• _Work task_
What follows is a set of records; repeat all of them exactly.

(Data entries for graphics)

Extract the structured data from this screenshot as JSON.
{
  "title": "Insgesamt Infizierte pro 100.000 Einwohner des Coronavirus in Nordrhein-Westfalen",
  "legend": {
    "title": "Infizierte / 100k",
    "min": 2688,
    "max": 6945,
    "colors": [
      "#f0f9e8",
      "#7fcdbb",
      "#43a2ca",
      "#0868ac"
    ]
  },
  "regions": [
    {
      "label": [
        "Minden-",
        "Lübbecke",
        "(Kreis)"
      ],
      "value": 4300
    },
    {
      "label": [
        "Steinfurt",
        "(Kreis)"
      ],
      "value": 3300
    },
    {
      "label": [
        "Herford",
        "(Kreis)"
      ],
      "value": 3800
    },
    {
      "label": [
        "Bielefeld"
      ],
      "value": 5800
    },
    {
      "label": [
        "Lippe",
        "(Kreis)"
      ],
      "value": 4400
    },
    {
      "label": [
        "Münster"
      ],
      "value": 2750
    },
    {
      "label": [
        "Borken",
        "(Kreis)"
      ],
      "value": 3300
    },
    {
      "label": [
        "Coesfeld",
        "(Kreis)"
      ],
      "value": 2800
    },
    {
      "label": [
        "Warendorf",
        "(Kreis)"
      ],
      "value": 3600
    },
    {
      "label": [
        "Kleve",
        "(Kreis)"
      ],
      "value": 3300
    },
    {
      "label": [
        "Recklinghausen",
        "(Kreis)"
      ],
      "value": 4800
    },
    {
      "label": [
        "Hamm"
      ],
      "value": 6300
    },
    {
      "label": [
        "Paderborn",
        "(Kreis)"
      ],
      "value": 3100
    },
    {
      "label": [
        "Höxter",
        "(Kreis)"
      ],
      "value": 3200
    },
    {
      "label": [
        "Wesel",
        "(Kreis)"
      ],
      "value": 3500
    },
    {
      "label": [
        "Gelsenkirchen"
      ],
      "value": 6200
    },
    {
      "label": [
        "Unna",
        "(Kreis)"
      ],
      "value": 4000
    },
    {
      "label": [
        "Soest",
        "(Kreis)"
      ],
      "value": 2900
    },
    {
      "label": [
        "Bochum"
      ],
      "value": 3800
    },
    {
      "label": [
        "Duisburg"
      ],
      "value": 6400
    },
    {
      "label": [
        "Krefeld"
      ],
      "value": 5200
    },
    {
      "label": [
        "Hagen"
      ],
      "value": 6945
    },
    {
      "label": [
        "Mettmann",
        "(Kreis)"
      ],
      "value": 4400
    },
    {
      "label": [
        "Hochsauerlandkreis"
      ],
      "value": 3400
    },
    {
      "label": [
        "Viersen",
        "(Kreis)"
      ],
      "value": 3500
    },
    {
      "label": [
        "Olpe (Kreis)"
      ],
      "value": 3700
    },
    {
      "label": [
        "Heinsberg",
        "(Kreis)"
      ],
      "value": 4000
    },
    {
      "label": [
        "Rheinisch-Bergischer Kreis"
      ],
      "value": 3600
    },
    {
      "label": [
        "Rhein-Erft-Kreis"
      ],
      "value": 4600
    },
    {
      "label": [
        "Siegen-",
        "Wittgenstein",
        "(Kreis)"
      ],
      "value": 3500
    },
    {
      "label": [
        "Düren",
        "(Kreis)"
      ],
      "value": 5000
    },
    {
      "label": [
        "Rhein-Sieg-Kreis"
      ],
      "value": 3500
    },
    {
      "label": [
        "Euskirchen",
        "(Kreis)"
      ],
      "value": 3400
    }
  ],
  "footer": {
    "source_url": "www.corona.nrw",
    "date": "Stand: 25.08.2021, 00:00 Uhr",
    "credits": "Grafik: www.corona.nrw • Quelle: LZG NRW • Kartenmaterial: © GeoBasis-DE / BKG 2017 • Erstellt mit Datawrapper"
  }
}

• _Solution to the problem_
Extract the structured data from this screenshot as JSON.
{
  "title": "Insgesamt Infizierte pro 100.000 Einwohner des Coronavirus in Nordrhein-Westfalen",
  "legend": {
    "title": "Infizierte / 100k",
    "min": 2688,
    "max": 6945,
    "colors": [
      "#f0f9e8",
      "#7fcdbb",
      "#43a2ca",
      "#0868ac"
    ]
  },
  "regions": [
    {
      "label": [
        "Minden-",
        "Lübbecke",
        "(Kreis)"
      ],
      "value": 4300
    },
    {
      "label": [
        "Steinfurt",
        "(Kreis)"
      ],
      "value": 3300
    },
    {
      "label": [
        "Herford",
        "(Kreis)"
      ],
      "value": 3800
    },
    {
      "label": [
        "Bielefeld"
      ],
      "value": 5800
    },
    {
      "label": [
        "Lippe",
        "(Kreis)"
      ],
      "value": 4400
    },
    {
      "label": [
        "Münster"
      ],
      "value": 2750
    },
    {
      "label": [
        "Borken",
        "(Kreis)"
      ],
      "value": 3300
    },
    {
      "label": [
        "Coesfeld",
        "(Kreis)"
      ],
      "value": 2800
    },
    {
      "label": [
        "Warendorf",
        "(Kreis)"
      ],
      "value": 3600
    },
    {
      "label": [
        "Kleve",
        "(Kreis)"
      ],
      "value": 3300
    },
    {
      "label": [
        "Recklinghausen",
        "(Kreis)"
      ],
      "value": 4800
    },
    {
      "label": [
        "Hamm"
      ],
      "value": 6300
    },
    {
      "label": [
        "Paderborn",
        "(Kreis)"
      ],
      "value": 3100
    },
    {
      "label": [
        "Höxter",
        "(Kreis)"
      ],
      "value": 3200
    },
    {
      "label": [
        "Wesel",
        "(Kreis)"
      ],
      "value": 3500
    },
    {
      "label": [
        "Gelsenkirchen"
      ],
      "value": 6200
    },
    {
      "label": [
        "Unna",
        "(Kreis)"
      ],
      "value": 4000
    },
    {
      "label": [
        "Soest",
        "(Kreis)"
      ],
      "value": 2900
    },
    {
      "label": [
        "Bochum"
      ],
      "value": 3800
    },
    {
      "label": [
        "Duisburg"
      ],
      "value": 6400
    },
    {
      "label": [
        "Krefeld"
      ],
      "value": 5200
    },
    {
      "label": [
        "Hagen"
      ],
      "value": 6945
    },
    {
      "label": [
        "Mettmann",
        "(Kreis)"
      ],
      "value": 4400
    },
    {
      "label": [
        "Hochsauerlandkreis"
      ],
      "value": 3400
    },
    {
      "label": [
        "Viersen",
        "(Kreis)"
      ],
      "value": 3500
    },
    {
      "label": [
        "Olpe (Kreis)"
      ],
      "value": 3700
    },
    {
      "label": [
        "Heinsberg",
        "(Kreis)"
      ],
      "value": 4000
    },
    {
      "label": [
        "Rheinisch-Bergischer Kreis"
      ],
      "value": 3600
    },
    {
      "label": [
        "Rhein-Erft-Kreis"
      ],
      "value": 4600
    },
    {
      "label": [
        "Siegen-",
        "Wittgenstein",
        "(Kreis)"
      ],
      "value": 3500
    },
    {
      "label": [
        "Düren",
        "(Kreis)"
      ],
      "value": 5000
    },
    {
      "label": [
        "Rhein-Sieg-Kreis"
      ],
      "value": 3500
    },
    {
      "label": [
        "Euskirchen",
        "(Kreis)"
      ],
      "value": 3400
    }
  ],
  "footer": {
    "source_url": "www.corona.nrw",
    "date": "Stand: 25.08.2021, 00:00 Uhr",
    "credits": "Grafik: www.corona.nrw • Quelle: LZG NRW • Kartenmaterial: © GeoBasis-DE / BKG 2017 • Erstellt mit Datawrapper"
  }
}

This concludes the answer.